- What to do -
Filter the data for lines with the word "jogszabályi", then copy every line so identified.

- Data shown -
((

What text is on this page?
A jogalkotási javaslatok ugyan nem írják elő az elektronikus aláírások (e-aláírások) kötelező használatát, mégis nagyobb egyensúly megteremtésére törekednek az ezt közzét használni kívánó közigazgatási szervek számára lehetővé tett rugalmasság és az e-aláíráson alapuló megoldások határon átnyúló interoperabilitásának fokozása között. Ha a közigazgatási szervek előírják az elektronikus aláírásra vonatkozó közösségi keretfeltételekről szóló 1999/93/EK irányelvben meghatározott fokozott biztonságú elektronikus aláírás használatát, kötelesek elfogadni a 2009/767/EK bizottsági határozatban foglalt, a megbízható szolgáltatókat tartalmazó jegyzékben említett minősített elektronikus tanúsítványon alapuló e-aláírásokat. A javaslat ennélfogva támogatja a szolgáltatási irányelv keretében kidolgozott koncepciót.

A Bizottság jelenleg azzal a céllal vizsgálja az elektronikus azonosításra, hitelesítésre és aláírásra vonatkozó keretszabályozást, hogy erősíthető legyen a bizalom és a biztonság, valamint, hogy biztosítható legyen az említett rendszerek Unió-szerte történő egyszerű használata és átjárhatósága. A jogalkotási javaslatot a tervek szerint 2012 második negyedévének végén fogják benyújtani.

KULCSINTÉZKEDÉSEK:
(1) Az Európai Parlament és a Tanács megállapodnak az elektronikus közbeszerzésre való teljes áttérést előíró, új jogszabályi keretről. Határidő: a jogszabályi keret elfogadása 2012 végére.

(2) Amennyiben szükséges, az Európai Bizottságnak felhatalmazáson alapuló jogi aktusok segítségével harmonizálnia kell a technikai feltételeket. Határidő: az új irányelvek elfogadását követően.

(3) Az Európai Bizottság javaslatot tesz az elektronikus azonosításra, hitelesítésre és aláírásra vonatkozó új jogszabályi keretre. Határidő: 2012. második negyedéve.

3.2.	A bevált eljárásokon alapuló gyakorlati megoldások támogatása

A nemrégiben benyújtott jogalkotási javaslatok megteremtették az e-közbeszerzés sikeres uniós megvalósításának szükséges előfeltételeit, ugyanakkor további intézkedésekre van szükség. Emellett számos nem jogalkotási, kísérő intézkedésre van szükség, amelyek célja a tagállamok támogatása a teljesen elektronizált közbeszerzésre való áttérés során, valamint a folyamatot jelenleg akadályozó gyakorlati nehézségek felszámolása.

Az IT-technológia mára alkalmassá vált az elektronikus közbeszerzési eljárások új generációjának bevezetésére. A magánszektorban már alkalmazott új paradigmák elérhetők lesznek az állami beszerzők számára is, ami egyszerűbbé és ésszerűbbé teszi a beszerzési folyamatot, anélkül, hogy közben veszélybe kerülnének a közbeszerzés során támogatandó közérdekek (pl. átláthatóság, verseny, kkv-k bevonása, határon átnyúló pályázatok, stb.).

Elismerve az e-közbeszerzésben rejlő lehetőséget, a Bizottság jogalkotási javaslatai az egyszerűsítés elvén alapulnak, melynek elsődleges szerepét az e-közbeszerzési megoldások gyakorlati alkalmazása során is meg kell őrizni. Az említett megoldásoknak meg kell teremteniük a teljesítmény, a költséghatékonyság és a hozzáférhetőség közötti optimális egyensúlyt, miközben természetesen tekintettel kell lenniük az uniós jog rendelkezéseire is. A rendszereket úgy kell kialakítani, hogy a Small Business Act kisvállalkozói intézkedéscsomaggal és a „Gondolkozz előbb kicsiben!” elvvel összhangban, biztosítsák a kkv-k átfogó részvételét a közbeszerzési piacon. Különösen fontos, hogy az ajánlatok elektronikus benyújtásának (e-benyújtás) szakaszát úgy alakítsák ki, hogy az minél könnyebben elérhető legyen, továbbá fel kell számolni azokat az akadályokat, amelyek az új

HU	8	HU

))

- Full answer -
(1) Az Európai Parlament és a Tanács megállapodnak az elektronikus közbeszerzésre való teljes áttérést előíró, új jogszabályi keretről. Határidő: a jogszabályi keret elfogadása 2012 végére.
(3) Az Európai Bizottság javaslatot tesz az elektronikus azonosításra, hitelesítésre és aláírásra vonatkozó új jogszabályi keretre. Határidő: 2012. második negyedéve.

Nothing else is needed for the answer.